-- WHAT IS NEEDED --
Find the lines that hold the word "page" and return them.

-- RECORDS SUPPLIED --

—————

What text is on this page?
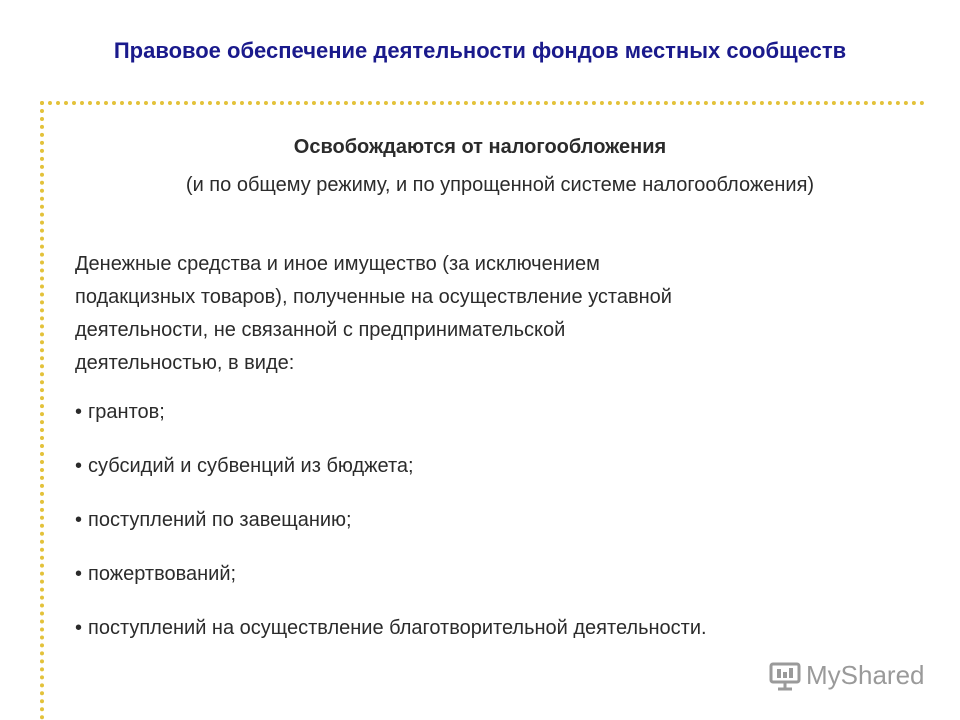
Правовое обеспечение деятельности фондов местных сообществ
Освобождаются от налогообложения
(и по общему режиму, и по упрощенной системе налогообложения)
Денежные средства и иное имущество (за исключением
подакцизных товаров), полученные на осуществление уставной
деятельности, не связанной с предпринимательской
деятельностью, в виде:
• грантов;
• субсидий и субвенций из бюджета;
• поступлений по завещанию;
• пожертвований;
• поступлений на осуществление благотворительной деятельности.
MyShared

—————

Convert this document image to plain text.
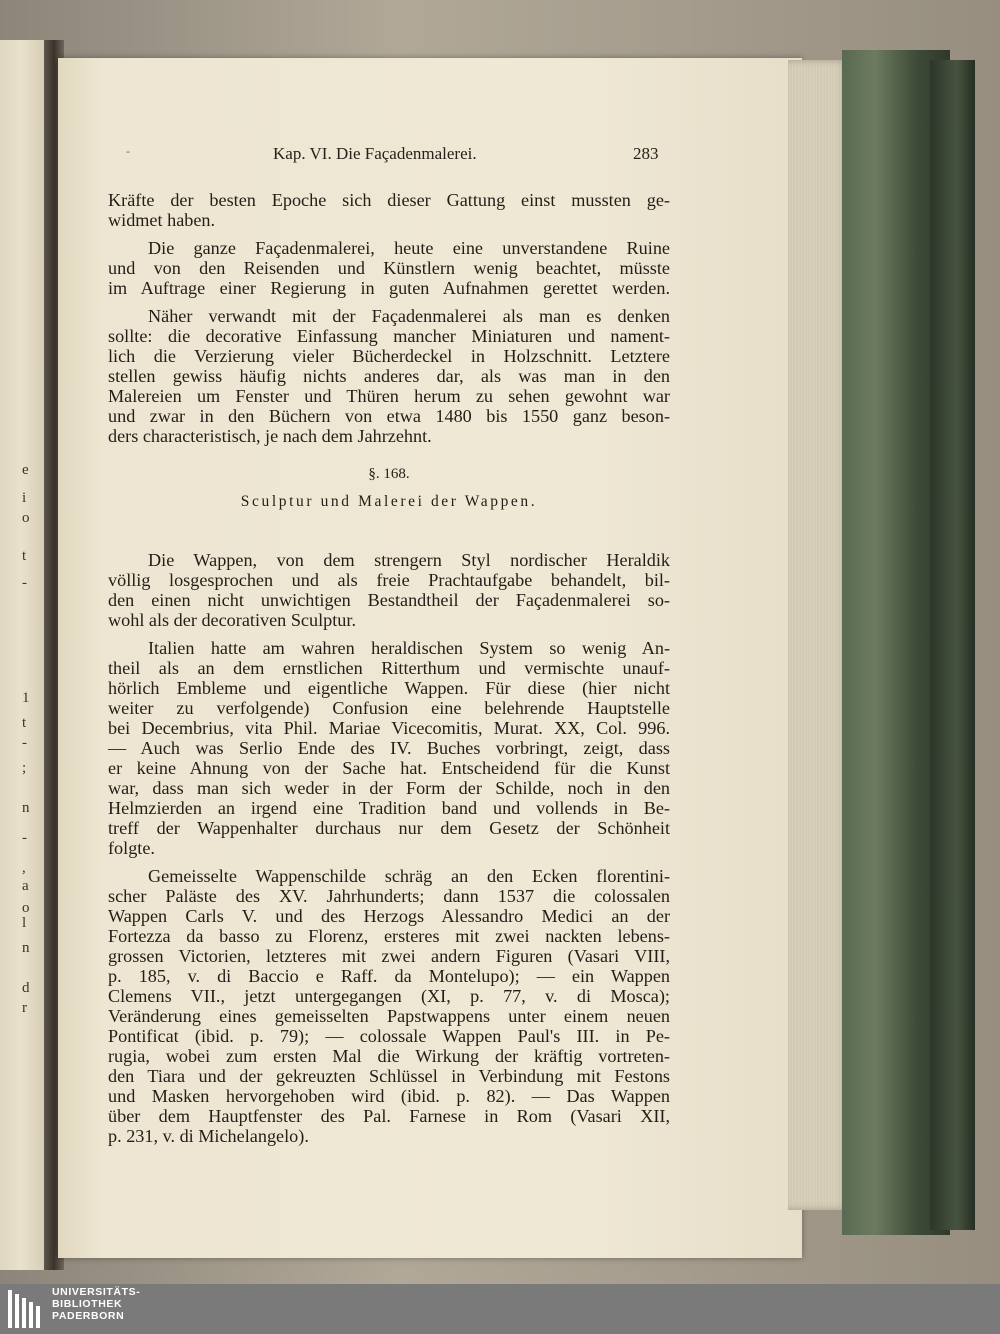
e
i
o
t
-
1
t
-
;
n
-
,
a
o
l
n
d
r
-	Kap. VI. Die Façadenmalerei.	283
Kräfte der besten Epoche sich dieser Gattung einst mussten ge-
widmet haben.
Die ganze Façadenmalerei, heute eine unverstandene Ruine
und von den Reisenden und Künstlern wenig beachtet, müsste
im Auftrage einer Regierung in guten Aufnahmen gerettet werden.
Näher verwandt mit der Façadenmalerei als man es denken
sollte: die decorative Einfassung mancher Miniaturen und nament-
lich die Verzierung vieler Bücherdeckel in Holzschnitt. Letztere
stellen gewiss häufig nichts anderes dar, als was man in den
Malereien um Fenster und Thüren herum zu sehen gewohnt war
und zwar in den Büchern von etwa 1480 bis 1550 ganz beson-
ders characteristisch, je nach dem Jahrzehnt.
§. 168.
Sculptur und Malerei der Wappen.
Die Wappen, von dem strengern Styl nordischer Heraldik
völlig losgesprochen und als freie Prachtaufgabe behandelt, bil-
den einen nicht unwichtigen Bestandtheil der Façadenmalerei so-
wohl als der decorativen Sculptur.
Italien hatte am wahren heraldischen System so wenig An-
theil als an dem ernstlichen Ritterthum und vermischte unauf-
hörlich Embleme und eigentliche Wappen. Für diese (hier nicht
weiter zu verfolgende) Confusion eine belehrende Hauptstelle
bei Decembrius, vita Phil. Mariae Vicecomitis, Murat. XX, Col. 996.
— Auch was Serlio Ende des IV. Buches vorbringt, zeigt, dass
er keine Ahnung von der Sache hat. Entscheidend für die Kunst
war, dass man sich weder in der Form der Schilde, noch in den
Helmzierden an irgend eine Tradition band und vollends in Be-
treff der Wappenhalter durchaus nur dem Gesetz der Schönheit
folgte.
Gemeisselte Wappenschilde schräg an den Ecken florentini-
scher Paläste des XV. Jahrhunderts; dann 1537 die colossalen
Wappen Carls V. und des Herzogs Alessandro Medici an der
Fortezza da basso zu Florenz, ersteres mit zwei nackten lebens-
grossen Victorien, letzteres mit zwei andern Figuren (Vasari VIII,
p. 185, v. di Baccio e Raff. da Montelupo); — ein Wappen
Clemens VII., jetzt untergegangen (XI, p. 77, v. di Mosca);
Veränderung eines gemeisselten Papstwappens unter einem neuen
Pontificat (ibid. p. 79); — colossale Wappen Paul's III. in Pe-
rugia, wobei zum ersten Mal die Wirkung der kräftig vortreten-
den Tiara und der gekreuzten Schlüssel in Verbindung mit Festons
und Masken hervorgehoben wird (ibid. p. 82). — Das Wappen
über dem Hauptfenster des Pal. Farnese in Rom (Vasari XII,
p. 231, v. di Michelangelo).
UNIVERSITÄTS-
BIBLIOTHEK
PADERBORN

—————

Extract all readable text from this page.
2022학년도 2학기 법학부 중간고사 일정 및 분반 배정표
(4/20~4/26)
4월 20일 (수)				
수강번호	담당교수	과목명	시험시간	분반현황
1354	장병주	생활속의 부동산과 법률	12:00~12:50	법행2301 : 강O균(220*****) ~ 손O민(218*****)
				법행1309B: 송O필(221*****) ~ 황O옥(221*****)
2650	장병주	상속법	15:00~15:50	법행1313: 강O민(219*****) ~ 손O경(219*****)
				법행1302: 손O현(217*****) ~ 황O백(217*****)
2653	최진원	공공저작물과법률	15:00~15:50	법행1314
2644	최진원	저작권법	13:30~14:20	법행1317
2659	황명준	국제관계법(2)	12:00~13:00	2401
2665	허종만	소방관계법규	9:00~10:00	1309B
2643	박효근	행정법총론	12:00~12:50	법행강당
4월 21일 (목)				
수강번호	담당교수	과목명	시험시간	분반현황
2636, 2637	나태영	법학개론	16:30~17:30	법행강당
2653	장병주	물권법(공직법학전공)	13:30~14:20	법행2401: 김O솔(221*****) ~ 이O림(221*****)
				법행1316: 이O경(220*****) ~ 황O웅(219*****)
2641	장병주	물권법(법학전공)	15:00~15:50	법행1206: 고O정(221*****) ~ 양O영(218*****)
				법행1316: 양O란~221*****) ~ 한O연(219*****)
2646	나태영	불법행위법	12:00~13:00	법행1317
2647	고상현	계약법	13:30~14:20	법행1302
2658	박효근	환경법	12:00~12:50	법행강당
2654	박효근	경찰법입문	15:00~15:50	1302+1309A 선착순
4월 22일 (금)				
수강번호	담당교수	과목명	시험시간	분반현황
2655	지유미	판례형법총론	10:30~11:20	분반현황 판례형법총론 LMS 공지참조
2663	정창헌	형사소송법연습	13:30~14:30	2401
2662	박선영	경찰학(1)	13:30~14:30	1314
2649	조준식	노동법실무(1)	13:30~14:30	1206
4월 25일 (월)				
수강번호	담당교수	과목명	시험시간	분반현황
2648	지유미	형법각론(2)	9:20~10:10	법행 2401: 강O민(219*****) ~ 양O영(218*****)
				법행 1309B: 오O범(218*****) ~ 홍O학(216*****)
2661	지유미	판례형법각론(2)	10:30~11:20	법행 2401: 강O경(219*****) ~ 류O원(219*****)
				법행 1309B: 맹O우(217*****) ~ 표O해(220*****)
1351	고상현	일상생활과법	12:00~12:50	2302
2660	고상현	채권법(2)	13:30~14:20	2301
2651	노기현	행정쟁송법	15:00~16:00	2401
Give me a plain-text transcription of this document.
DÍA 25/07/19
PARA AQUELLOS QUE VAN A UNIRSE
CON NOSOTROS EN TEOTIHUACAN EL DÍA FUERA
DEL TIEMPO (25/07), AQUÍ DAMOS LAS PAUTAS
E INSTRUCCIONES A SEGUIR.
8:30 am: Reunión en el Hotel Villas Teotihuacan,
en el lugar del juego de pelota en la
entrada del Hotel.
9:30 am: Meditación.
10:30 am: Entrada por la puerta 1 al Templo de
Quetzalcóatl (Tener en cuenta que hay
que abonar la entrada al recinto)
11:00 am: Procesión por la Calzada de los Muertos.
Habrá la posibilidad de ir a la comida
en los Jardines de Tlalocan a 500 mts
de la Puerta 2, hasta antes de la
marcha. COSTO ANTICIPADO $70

—————

-- EXPECTED ANSWER --
What text is on this page?
Extract all readable text from this page.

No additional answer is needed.